> [Dataset excerpts]
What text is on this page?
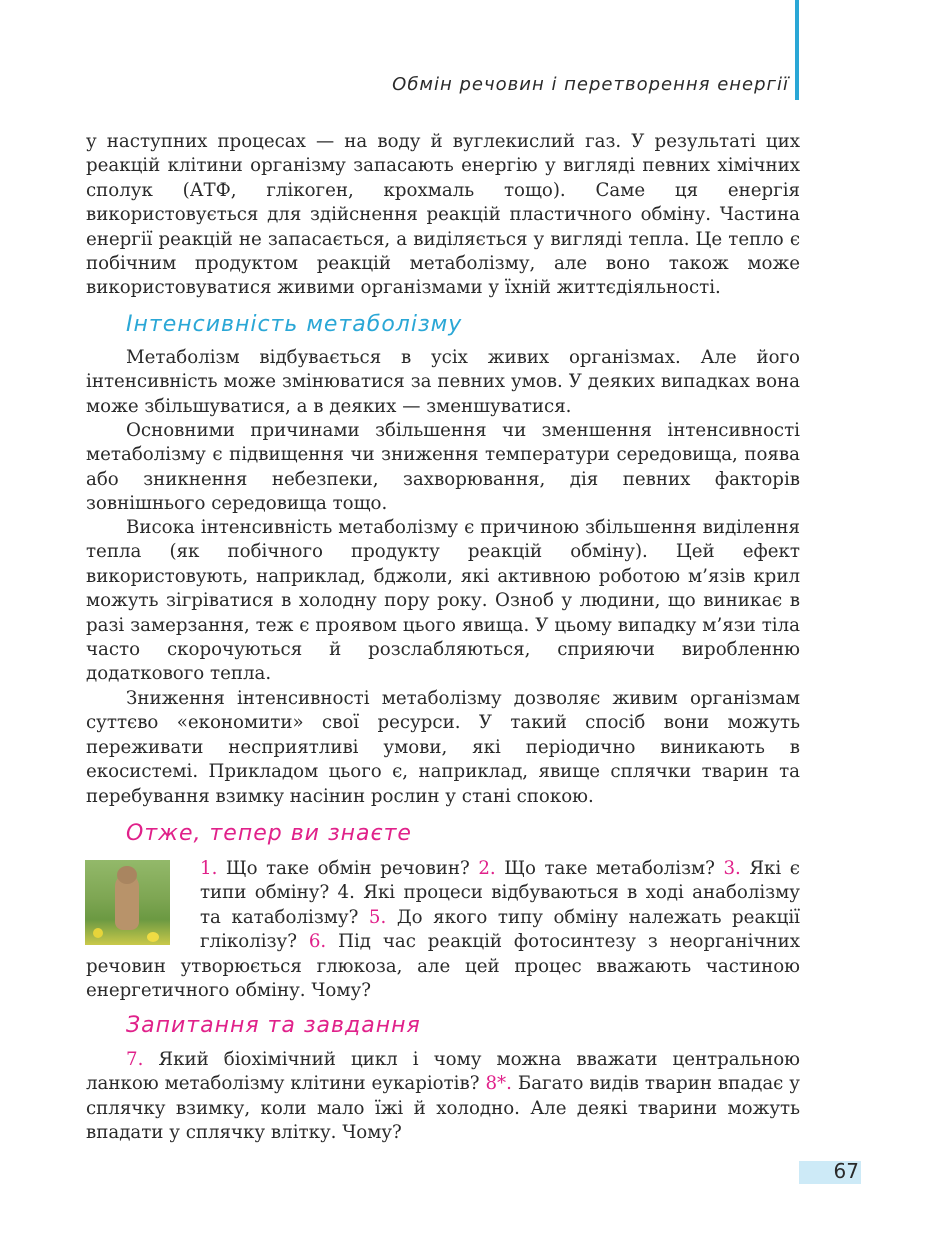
Обмін речовин і перетворення енергії

у наступних процесах — на воду й вуглекислий газ. У результаті цих реакцій клітини організму запасають енергію у вигляді певних хімічних сполук (АТФ, глікоген, крохмаль тощо). Саме ця енергія використовується для здійснення реакцій пластичного обміну. Частина енергії реакцій не запасається, а виділяється у вигляді тепла. Це тепло є побічним продуктом реакцій метаболізму, але воно також може використовуватися живими організмами у їхній життєдіяльності.

Інтенсивність метаболізму

Метаболізм відбувається в усіх живих організмах. Але його інтенсивність може змінюватися за певних умов. У деяких випадках вона може збільшуватися, а в деяких — зменшуватися.

Основними причинами збільшення чи зменшення інтенсивності метаболізму є підвищення чи зниження температури середовища, поява або зникнення небезпеки, захворювання, дія певних факторів зовнішнього середовища тощо.

Висока інтенсивність метаболізму є причиною збільшення виділення тепла (як побічного продукту реакцій обміну). Цей ефект використовують, наприклад, бджоли, які активною роботою м’язів крил можуть зігріватися в холодну пору року. Озноб у людини, що виникає в разі замерзання, теж є проявом цього явища. У цьому випадку м’язи тіла часто скорочуються й розслабляються, сприяючи виробленню додаткового тепла.

Зниження інтенсивності метаболізму дозволяє живим організмам суттєво «економити» свої ресурси. У такий спосіб вони можуть переживати несприятливі умови, які періодично виникають в екосистемі. Прикладом цього є, наприклад, явище сплячки тварин та перебування взимку насінин рослин у стані спокою.

Отже, тепер ви знаєте
1. Що таке обмін речовин? 2. Що таке метаболізм? 3. Які є типи обміну? 4. Які процеси відбуваються в ході анаболізму та катаболізму? 5. До якого типу обміну належать реакції гліколізу? 6. Під час реакцій фотосинтезу з неорганічних речовин утворюється глюкоза, але цей процес вважають частиною енергетичного обміну. Чому?
Запитання та завдання

7. Який біохімічний цикл і чому можна вважати центральною ланкою метаболізму клітини еукаріотів? 8*. Багато видів тварин впадає у сплячку взимку, коли мало їжі й холодно. Але деякі тварини можуть впадати у сплячку влітку. Чому?

67
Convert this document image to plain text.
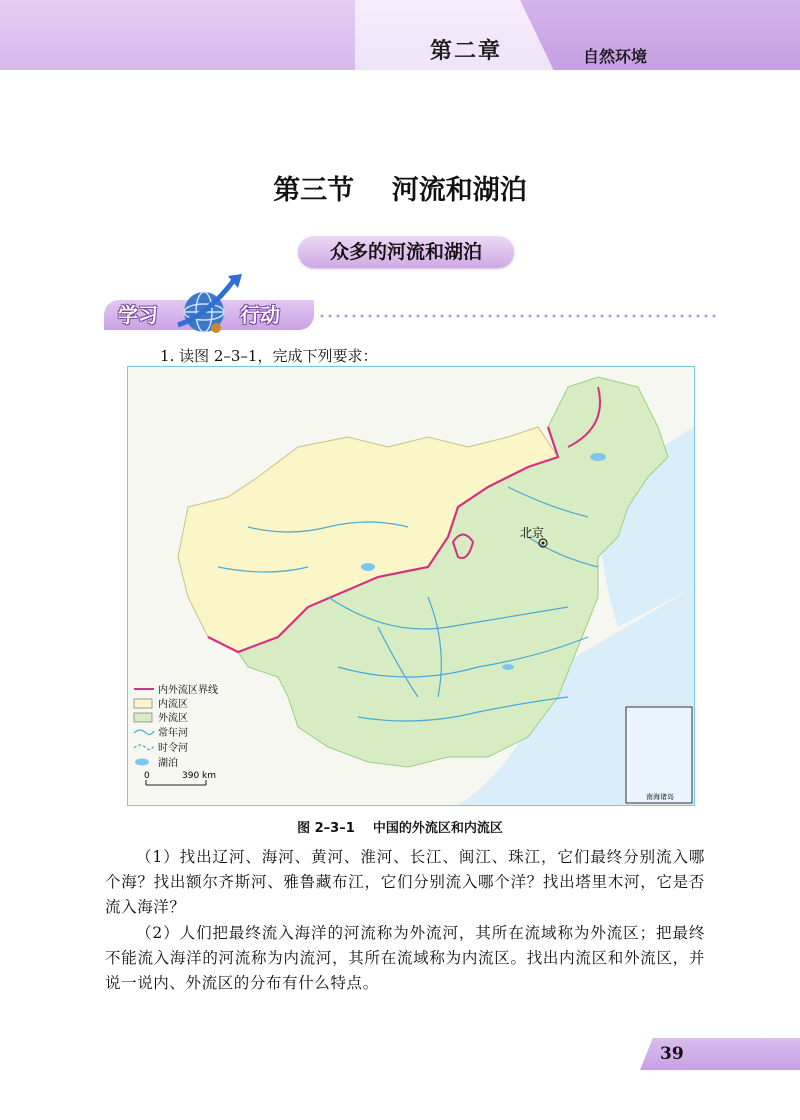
第二章	自然环境
第三节    河流和湖泊
众多的河流和湖泊
学习	行动
1. 读图 2–3–1，完成下列要求：
北京
南海诸岛
内外流区界线
内流区
外流区
常年河
时令河
湖泊
0	390 km
图 2–3–1    中国的外流区和内流区
（1）找出辽河、海河、黄河、淮河、长江、闽江、珠江，它们最终分别流入哪个海？找出额尔齐斯河、雅鲁藏布江，它们分别流入哪个洋？找出塔里木河，它是否流入海洋？
（2）人们把最终流入海洋的河流称为外流河，其所在流域称为外流区；把最终不能流入海洋的河流称为内流河，其所在流域称为内流区。找出内流区和外流区，并说一说内、外流区的分布有什么特点。
39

> [Work to be completed] Produce an exact copy of each line of data, skipping embedded images.

> [Reply]
What text is on this page?
Обмін речовин і перетворення енергії

у наступних процесах — на воду й вуглекислий газ. У результаті цих реакцій клітини організму запасають енергію у вигляді певних хімічних сполук (АТФ, глікоген, крохмаль тощо). Саме ця енергія використовується для здійснення реакцій пластичного обміну. Частина енергії реакцій не запасається, а виділяється у вигляді тепла. Це тепло є побічним продуктом реакцій метаболізму, але воно також може використовуватися живими організмами у їхній життєдіяльності.

Інтенсивність метаболізму

Метаболізм відбувається в усіх живих організмах. Але його інтенсивність може змінюватися за певних умов. У деяких випадках вона може збільшуватися, а в деяких — зменшуватися.

Основними причинами збільшення чи зменшення інтенсивності метаболізму є підвищення чи зниження температури середовища, поява або зникнення небезпеки, захворювання, дія певних факторів зовнішнього середовища тощо.

Висока інтенсивність метаболізму є причиною збільшення виділення тепла (як побічного продукту реакцій обміну). Цей ефект використовують, наприклад, бджоли, які активною роботою м’язів крил можуть зігріватися в холодну пору року. Озноб у людини, що виникає в разі замерзання, теж є проявом цього явища. У цьому випадку м’язи тіла часто скорочуються й розслабляються, сприяючи виробленню додаткового тепла.

Зниження інтенсивності метаболізму дозволяє живим організмам суттєво «економити» свої ресурси. У такий спосіб вони можуть переживати несприятливі умови, які періодично виникають в екосистемі. Прикладом цього є, наприклад, явище сплячки тварин та перебування взимку насінин рослин у стані спокою.

Отже, тепер ви знаєте
1. Що таке обмін речовин? 2. Що таке метаболізм? 3. Які є типи обміну? 4. Які процеси відбуваються в ході анаболізму та катаболізму? 5. До якого типу обміну належать реакції гліколізу? 6. Під час реакцій фотосинтезу з неорганічних речовин утворюється глюкоза, але цей процес вважають частиною енергетичного обміну. Чому?
Запитання та завдання

7. Який біохімічний цикл і чому можна вважати центральною ланкою метаболізму клітини еукаріотів? 8*. Багато видів тварин впадає у сплячку взимку, коли мало їжі й холодно. Але деякі тварини можуть впадати у сплячку влітку. Чому?

67
Convert this document image to plain text.
第二章	自然环境
第三节    河流和湖泊
众多的河流和湖泊
学习	行动
1. 读图 2–3–1，完成下列要求：
北京
南海诸岛
内外流区界线
内流区
外流区
常年河
时令河
湖泊
0	390 km
图 2–3–1    中国的外流区和内流区
（1）找出辽河、海河、黄河、淮河、长江、闽江、珠江，它们最终分别流入哪个海？找出额尔齐斯河、雅鲁藏布江，它们分别流入哪个洋？找出塔里木河，它是否流入海洋？
（2）人们把最终流入海洋的河流称为外流河，其所在流域称为外流区；把最终不能流入海洋的河流称为内流河，其所在流域称为内流区。找出内流区和外流区，并说一说内、外流区的分布有什么特点。
39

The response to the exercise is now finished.